The full listing, exactly as written and with no images, is the expected output.

=-=-=-=-=

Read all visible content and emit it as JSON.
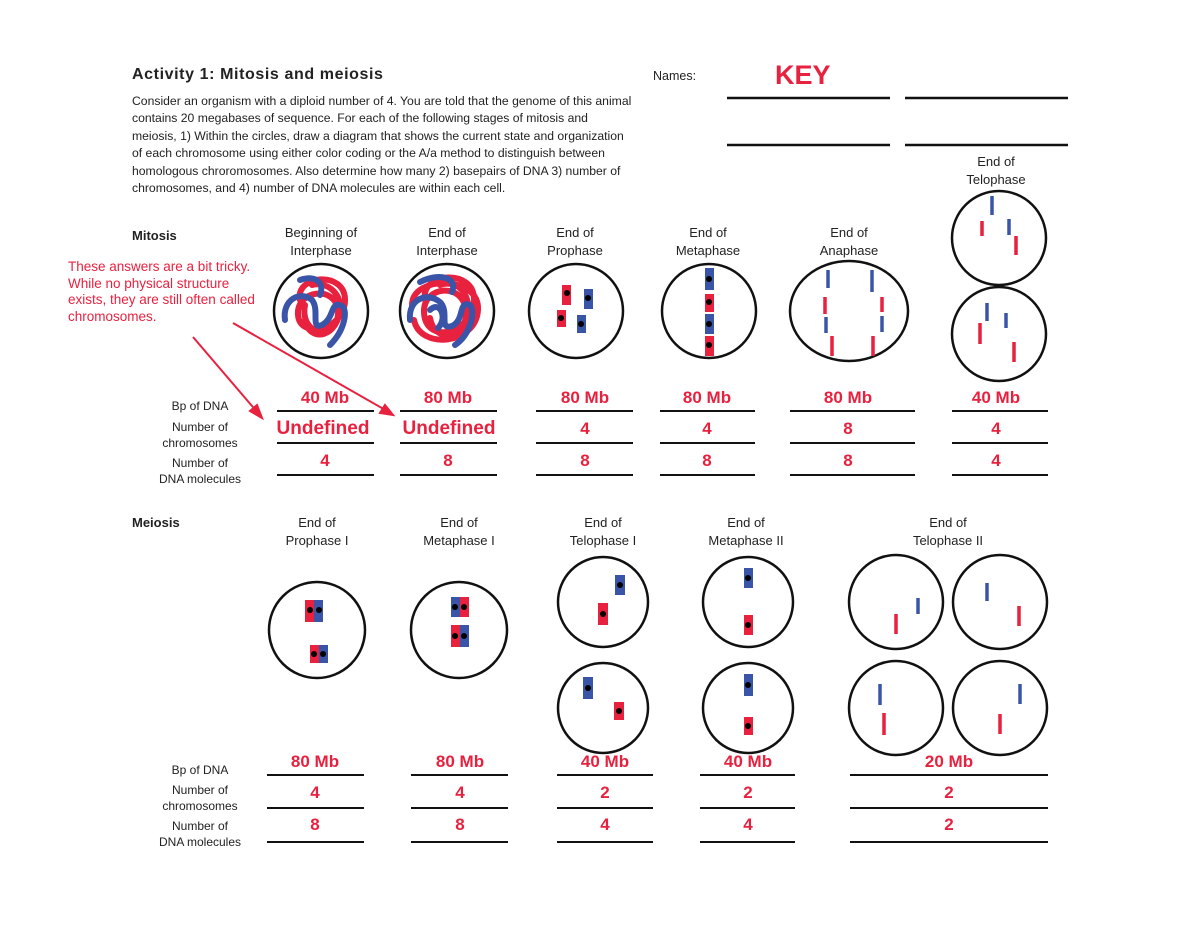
{
  "header": {
    "title": "Activity 1: Mitosis and meiosis",
    "intro": "Consider an organism with a diploid number of 4. You are told that the genome of this animal contains 20 megabases of sequence. For each of the following stages of mitosis and meiosis, 1) Within the circles, draw a diagram that shows the current state and organization of each chromosome using either color coding or the A/a method to distinguish between homologous chroromosomes. Also determine how many 2) basepairs of DNA 3) number of chromosomes, and 4) number of DNA molecules are within each cell.",
    "names_label": "Names:",
    "key_label": "KEY"
  },
  "colors": {
    "red": "#e8213f",
    "blue": "#3a55a8"
  },
  "annotation": "These answers are a bit tricky. While no physical structure exists, they are still often called chromosomes.",
  "row_labels": {
    "bp": "Bp of DNA",
    "chrom_1": "Number of",
    "chrom_2": "chromosomes",
    "dna_1": "Number of",
    "dna_2": "DNA molecules"
  },
  "mitosis": {
    "label": "Mitosis",
    "stages": [
      {
        "l1": "Beginning of",
        "l2": "Interphase",
        "bp": "40 Mb",
        "chrom": "Undefined",
        "dna": "4"
      },
      {
        "l1": "End of",
        "l2": "Interphase",
        "bp": "80 Mb",
        "chrom": "Undefined",
        "dna": "8"
      },
      {
        "l1": "End of",
        "l2": "Prophase",
        "bp": "80 Mb",
        "chrom": "4",
        "dna": "8"
      },
      {
        "l1": "End of",
        "l2": "Metaphase",
        "bp": "80 Mb",
        "chrom": "4",
        "dna": "8"
      },
      {
        "l1": "End of",
        "l2": "Anaphase",
        "bp": "80 Mb",
        "chrom": "8",
        "dna": "8"
      },
      {
        "l1": "End of",
        "l2": "Telophase",
        "bp": "40 Mb",
        "chrom": "4",
        "dna": "4"
      }
    ]
  },
  "meiosis": {
    "label": "Meiosis",
    "stages": [
      {
        "l1": "End of",
        "l2": "Prophase I",
        "bp": "80 Mb",
        "chrom": "4",
        "dna": "8"
      },
      {
        "l1": "End of",
        "l2": "Metaphase I",
        "bp": "80 Mb",
        "chrom": "4",
        "dna": "8"
      },
      {
        "l1": "End of",
        "l2": "Telophase I",
        "bp": "40 Mb",
        "chrom": "2",
        "dna": "4"
      },
      {
        "l1": "End of",
        "l2": "Metaphase II",
        "bp": "40 Mb",
        "chrom": "2",
        "dna": "4"
      },
      {
        "l1": "End of",
        "l2": "Telophase II",
        "bp": "20 Mb",
        "chrom": "2",
        "dna": "2"
      }
    ]
  }
}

=-=-=-=-=

RESULT OF THIS TASK>
Read all visible content and emit it as JSON.
{
  "header": {
    "title": "Activity 1: Mitosis and meiosis",
    "intro": "Consider an organism with a diploid number of 4. You are told that the genome of this animal contains 20 megabases of sequence. For each of the following stages of mitosis and meiosis, 1) Within the circles, draw a diagram that shows the current state and organization of each chromosome using either color coding or the A/a method to distinguish between homologous chroromosomes. Also determine how many 2) basepairs of DNA 3) number of chromosomes, and 4) number of DNA molecules are within each cell.",
    "names_label": "Names:",
    "key_label": "KEY"
  },
  "colors": {
    "red": "#e8213f",
    "blue": "#3a55a8"
  },
  "annotation": "These answers are a bit tricky. While no physical structure exists, they are still often called chromosomes.",
  "row_labels": {
    "bp": "Bp of DNA",
    "chrom_1": "Number of",
    "chrom_2": "chromosomes",
    "dna_1": "Number of",
    "dna_2": "DNA molecules"
  },
  "mitosis": {
    "label": "Mitosis",
    "stages": [
      {
        "l1": "Beginning of",
        "l2": "Interphase",
        "bp": "40 Mb",
        "chrom": "Undefined",
        "dna": "4"
      },
      {
        "l1": "End of",
        "l2": "Interphase",
        "bp": "80 Mb",
        "chrom": "Undefined",
        "dna": "8"
      },
      {
        "l1": "End of",
        "l2": "Prophase",
        "bp": "80 Mb",
        "chrom": "4",
        "dna": "8"
      },
      {
        "l1": "End of",
        "l2": "Metaphase",
        "bp": "80 Mb",
        "chrom": "4",
        "dna": "8"
      },
      {
        "l1": "End of",
        "l2": "Anaphase",
        "bp": "80 Mb",
        "chrom": "8",
        "dna": "8"
      },
      {
        "l1": "End of",
        "l2": "Telophase",
        "bp": "40 Mb",
        "chrom": "4",
        "dna": "4"
      }
    ]
  },
  "meiosis": {
    "label": "Meiosis",
    "stages": [
      {
        "l1": "End of",
        "l2": "Prophase I",
        "bp": "80 Mb",
        "chrom": "4",
        "dna": "8"
      },
      {
        "l1": "End of",
        "l2": "Metaphase I",
        "bp": "80 Mb",
        "chrom": "4",
        "dna": "8"
      },
      {
        "l1": "End of",
        "l2": "Telophase I",
        "bp": "40 Mb",
        "chrom": "2",
        "dna": "4"
      },
      {
        "l1": "End of",
        "l2": "Metaphase II",
        "bp": "40 Mb",
        "chrom": "2",
        "dna": "4"
      },
      {
        "l1": "End of",
        "l2": "Telophase II",
        "bp": "20 Mb",
        "chrom": "2",
        "dna": "2"
      }
    ]
  }
}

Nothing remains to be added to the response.